#### Figure contents as structured data
__________________________________________________

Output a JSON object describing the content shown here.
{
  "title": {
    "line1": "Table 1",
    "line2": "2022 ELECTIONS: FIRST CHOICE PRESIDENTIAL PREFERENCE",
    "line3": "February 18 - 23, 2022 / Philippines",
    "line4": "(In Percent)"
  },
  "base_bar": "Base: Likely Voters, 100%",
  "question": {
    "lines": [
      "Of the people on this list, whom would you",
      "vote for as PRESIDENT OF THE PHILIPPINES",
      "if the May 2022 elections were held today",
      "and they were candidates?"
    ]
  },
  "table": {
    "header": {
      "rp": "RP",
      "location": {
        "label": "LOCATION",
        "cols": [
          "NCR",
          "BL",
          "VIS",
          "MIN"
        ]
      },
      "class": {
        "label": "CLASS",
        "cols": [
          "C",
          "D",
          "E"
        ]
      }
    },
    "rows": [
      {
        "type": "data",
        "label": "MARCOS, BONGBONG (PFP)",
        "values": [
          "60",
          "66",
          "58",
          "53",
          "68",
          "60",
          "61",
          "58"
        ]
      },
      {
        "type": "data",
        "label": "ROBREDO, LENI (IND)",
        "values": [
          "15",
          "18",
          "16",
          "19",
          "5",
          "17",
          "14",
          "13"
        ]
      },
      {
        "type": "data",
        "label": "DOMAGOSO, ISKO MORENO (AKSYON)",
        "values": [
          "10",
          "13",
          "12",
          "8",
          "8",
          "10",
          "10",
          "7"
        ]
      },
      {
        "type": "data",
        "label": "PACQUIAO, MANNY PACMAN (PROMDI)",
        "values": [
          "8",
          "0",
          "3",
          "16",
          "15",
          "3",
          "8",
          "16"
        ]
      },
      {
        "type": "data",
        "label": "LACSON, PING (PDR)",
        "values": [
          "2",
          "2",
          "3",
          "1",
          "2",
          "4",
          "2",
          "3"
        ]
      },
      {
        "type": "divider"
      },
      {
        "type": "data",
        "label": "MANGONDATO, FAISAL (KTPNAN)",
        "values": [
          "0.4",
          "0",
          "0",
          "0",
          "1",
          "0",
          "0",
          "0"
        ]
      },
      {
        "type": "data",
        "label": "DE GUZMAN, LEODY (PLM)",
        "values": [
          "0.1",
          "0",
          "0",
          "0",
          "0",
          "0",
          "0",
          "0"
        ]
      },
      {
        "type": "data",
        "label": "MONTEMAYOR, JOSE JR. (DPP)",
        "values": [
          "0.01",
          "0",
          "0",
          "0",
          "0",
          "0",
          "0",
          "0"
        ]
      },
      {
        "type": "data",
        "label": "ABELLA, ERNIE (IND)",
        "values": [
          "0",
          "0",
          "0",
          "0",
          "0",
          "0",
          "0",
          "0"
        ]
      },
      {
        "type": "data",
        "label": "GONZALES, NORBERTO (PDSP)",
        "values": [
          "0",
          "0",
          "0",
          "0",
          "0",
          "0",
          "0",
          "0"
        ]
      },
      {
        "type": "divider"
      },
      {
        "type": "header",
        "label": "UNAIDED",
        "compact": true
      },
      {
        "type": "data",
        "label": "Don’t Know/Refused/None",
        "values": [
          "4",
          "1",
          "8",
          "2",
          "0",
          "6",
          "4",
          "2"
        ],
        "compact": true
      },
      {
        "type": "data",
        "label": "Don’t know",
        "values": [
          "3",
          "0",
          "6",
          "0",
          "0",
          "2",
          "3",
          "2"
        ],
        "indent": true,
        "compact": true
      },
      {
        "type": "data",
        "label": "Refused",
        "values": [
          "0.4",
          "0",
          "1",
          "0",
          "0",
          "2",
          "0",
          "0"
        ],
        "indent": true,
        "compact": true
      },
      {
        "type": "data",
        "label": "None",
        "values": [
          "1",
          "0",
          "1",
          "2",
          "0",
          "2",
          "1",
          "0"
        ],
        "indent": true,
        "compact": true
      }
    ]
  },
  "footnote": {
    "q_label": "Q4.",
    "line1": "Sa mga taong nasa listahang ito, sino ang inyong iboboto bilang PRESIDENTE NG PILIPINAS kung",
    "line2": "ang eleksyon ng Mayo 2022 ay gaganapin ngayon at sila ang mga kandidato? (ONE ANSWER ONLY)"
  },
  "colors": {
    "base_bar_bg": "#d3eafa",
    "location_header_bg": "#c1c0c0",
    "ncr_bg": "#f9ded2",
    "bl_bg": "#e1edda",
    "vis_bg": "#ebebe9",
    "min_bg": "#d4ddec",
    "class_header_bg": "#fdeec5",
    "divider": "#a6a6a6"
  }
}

__________________________________________________

#### Directions
Reproduce the data in its entirety, matching each character.

#### Output of the task
Output a JSON object describing the content shown here.
{
  "title": {
    "line1": "Table 1",
    "line2": "2022 ELECTIONS: FIRST CHOICE PRESIDENTIAL PREFERENCE",
    "line3": "February 18 - 23, 2022 / Philippines",
    "line4": "(In Percent)"
  },
  "base_bar": "Base: Likely Voters, 100%",
  "question": {
    "lines": [
      "Of the people on this list, whom would you",
      "vote for as PRESIDENT OF THE PHILIPPINES",
      "if the May 2022 elections were held today",
      "and they were candidates?"
    ]
  },
  "table": {
    "header": {
      "rp": "RP",
      "location": {
        "label": "LOCATION",
        "cols": [
          "NCR",
          "BL",
          "VIS",
          "MIN"
        ]
      },
      "class": {
        "label": "CLASS",
        "cols": [
          "C",
          "D",
          "E"
        ]
      }
    },
    "rows": [
      {
        "type": "data",
        "label": "MARCOS, BONGBONG (PFP)",
        "values": [
          "60",
          "66",
          "58",
          "53",
          "68",
          "60",
          "61",
          "58"
        ]
      },
      {
        "type": "data",
        "label": "ROBREDO, LENI (IND)",
        "values": [
          "15",
          "18",
          "16",
          "19",
          "5",
          "17",
          "14",
          "13"
        ]
      },
      {
        "type": "data",
        "label": "DOMAGOSO, ISKO MORENO (AKSYON)",
        "values": [
          "10",
          "13",
          "12",
          "8",
          "8",
          "10",
          "10",
          "7"
        ]
      },
      {
        "type": "data",
        "label": "PACQUIAO, MANNY PACMAN (PROMDI)",
        "values": [
          "8",
          "0",
          "3",
          "16",
          "15",
          "3",
          "8",
          "16"
        ]
      },
      {
        "type": "data",
        "label": "LACSON, PING (PDR)",
        "values": [
          "2",
          "2",
          "3",
          "1",
          "2",
          "4",
          "2",
          "3"
        ]
      },
      {
        "type": "divider"
      },
      {
        "type": "data",
        "label": "MANGONDATO, FAISAL (KTPNAN)",
        "values": [
          "0.4",
          "0",
          "0",
          "0",
          "1",
          "0",
          "0",
          "0"
        ]
      },
      {
        "type": "data",
        "label": "DE GUZMAN, LEODY (PLM)",
        "values": [
          "0.1",
          "0",
          "0",
          "0",
          "0",
          "0",
          "0",
          "0"
        ]
      },
      {
        "type": "data",
        "label": "MONTEMAYOR, JOSE JR. (DPP)",
        "values": [
          "0.01",
          "0",
          "0",
          "0",
          "0",
          "0",
          "0",
          "0"
        ]
      },
      {
        "type": "data",
        "label": "ABELLA, ERNIE (IND)",
        "values": [
          "0",
          "0",
          "0",
          "0",
          "0",
          "0",
          "0",
          "0"
        ]
      },
      {
        "type": "data",
        "label": "GONZALES, NORBERTO (PDSP)",
        "values": [
          "0",
          "0",
          "0",
          "0",
          "0",
          "0",
          "0",
          "0"
        ]
      },
      {
        "type": "divider"
      },
      {
        "type": "header",
        "label": "UNAIDED",
        "compact": true
      },
      {
        "type": "data",
        "label": "Don’t Know/Refused/None",
        "values": [
          "4",
          "1",
          "8",
          "2",
          "0",
          "6",
          "4",
          "2"
        ],
        "compact": true
      },
      {
        "type": "data",
        "label": "Don’t know",
        "values": [
          "3",
          "0",
          "6",
          "0",
          "0",
          "2",
          "3",
          "2"
        ],
        "indent": true,
        "compact": true
      },
      {
        "type": "data",
        "label": "Refused",
        "values": [
          "0.4",
          "0",
          "1",
          "0",
          "0",
          "2",
          "0",
          "0"
        ],
        "indent": true,
        "compact": true
      },
      {
        "type": "data",
        "label": "None",
        "values": [
          "1",
          "0",
          "1",
          "2",
          "0",
          "2",
          "1",
          "0"
        ],
        "indent": true,
        "compact": true
      }
    ]
  },
  "footnote": {
    "q_label": "Q4.",
    "line1": "Sa mga taong nasa listahang ito, sino ang inyong iboboto bilang PRESIDENTE NG PILIPINAS kung",
    "line2": "ang eleksyon ng Mayo 2022 ay gaganapin ngayon at sila ang mga kandidato? (ONE ANSWER ONLY)"
  },
  "colors": {
    "base_bar_bg": "#d3eafa",
    "location_header_bg": "#c1c0c0",
    "ncr_bg": "#f9ded2",
    "bl_bg": "#e1edda",
    "vis_bg": "#ebebe9",
    "min_bg": "#d4ddec",
    "class_header_bg": "#fdeec5",
    "divider": "#a6a6a6"
  }
}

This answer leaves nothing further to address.